_GOAL OF THE EXERCISE_:
Give the entries back exactly, dropping each image.

===== EXTRACTED RECORDS =====

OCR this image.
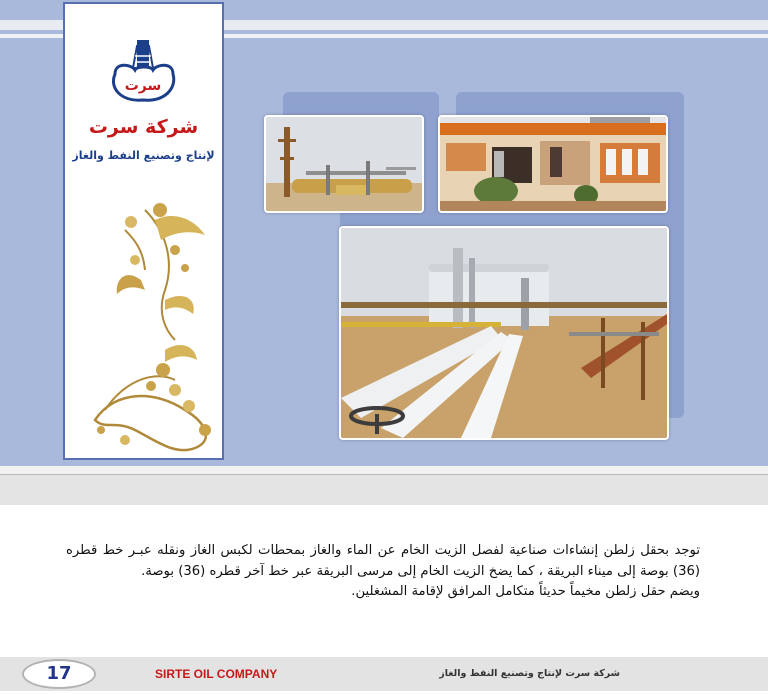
سرت
شركة سرت
لإنتاج وتصنيع النفط والغاز

توجد بحقل زلطن إنشاءات صناعية لفصل الزيت الخام عن الماء والغاز بمحطات لكبس الغاز ونقله عبـر خط قطره (36) بوصة إلى ميناء البريقة ، كما يضخ الزيت الخام إلى مرسى البريقة عبر خط آخر قطره (36) بوصة.

ويضم حقل زلطن مخيماً حديثاً متكامل المرافق لإقامة المشغلين.

17	SIRTE OIL COMPANY	شركة سرت لإنتاج وتصنيع النفط والغاز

=====

_ANSWER TO THE EXERCISE_:
OCR this image.
سرت
شركة سرت
لإنتاج وتصنيع النفط والغاز

توجد بحقل زلطن إنشاءات صناعية لفصل الزيت الخام عن الماء والغاز بمحطات لكبس الغاز ونقله عبـر خط قطره (36) بوصة إلى ميناء البريقة ، كما يضخ الزيت الخام إلى مرسى البريقة عبر خط آخر قطره (36) بوصة.

ويضم حقل زلطن مخيماً حديثاً متكامل المرافق لإقامة المشغلين.

17	SIRTE OIL COMPANY	شركة سرت لإنتاج وتصنيع النفط والغاز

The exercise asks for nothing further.